Identify all lines in the listing that include the word "document", and copy them out.

- - - -

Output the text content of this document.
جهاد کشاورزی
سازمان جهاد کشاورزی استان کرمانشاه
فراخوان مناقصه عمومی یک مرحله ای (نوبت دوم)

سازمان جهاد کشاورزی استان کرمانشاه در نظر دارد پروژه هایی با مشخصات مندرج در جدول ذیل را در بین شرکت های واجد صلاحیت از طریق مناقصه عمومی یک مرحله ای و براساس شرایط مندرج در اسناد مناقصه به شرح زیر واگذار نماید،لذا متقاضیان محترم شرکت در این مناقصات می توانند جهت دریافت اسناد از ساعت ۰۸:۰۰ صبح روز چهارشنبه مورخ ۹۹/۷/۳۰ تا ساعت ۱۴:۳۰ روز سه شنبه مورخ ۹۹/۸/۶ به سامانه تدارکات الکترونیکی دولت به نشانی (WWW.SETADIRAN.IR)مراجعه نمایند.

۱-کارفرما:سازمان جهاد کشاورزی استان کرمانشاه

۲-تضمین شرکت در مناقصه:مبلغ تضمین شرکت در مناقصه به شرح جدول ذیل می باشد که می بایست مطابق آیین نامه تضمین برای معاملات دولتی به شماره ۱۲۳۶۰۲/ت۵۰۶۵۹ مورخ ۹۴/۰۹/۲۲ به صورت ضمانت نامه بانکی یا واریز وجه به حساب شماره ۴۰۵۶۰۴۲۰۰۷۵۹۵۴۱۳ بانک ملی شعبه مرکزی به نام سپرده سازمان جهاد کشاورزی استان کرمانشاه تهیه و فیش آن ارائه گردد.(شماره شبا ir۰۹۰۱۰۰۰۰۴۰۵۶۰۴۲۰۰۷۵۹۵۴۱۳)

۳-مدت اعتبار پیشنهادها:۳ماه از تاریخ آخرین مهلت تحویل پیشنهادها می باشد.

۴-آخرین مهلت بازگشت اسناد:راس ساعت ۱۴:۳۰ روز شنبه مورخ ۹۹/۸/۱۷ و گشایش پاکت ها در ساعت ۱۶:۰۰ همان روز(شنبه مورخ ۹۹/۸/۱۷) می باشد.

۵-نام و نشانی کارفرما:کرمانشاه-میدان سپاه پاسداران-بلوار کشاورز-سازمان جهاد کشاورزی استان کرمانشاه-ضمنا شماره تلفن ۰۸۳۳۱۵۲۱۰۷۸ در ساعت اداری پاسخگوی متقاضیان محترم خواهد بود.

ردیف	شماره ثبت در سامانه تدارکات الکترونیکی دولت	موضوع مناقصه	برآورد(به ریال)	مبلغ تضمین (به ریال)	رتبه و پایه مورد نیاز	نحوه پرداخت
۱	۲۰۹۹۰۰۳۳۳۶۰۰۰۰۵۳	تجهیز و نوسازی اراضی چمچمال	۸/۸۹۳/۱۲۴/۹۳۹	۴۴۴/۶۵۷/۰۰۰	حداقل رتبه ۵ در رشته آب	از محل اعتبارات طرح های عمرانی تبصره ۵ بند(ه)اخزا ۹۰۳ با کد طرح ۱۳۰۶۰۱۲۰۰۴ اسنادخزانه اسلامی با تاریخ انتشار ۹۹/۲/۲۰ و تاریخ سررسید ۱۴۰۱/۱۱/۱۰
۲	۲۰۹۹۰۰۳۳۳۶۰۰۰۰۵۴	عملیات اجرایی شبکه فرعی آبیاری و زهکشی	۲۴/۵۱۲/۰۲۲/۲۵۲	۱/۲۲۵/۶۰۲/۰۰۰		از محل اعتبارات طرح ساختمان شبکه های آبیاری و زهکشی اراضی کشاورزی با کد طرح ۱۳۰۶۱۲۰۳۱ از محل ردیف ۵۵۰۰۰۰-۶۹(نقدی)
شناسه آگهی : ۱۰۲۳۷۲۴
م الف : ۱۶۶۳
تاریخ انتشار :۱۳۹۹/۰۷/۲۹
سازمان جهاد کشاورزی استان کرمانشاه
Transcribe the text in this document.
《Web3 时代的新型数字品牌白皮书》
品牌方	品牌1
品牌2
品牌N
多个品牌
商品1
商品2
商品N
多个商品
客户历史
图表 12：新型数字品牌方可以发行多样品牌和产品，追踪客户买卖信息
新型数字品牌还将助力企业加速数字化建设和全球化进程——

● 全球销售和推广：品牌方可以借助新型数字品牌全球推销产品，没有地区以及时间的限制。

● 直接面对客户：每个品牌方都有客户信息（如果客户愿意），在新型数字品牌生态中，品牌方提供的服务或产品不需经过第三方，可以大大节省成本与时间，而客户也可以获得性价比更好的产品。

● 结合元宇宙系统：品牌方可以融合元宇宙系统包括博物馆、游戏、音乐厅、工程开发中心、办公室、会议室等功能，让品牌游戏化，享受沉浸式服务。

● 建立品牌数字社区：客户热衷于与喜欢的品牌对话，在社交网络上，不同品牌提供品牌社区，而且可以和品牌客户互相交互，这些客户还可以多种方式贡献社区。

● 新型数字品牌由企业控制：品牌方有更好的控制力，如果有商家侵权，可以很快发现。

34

- - - -

[OUTPUT BELOW]
Output the text content of this document.
Transcribe the text in this document.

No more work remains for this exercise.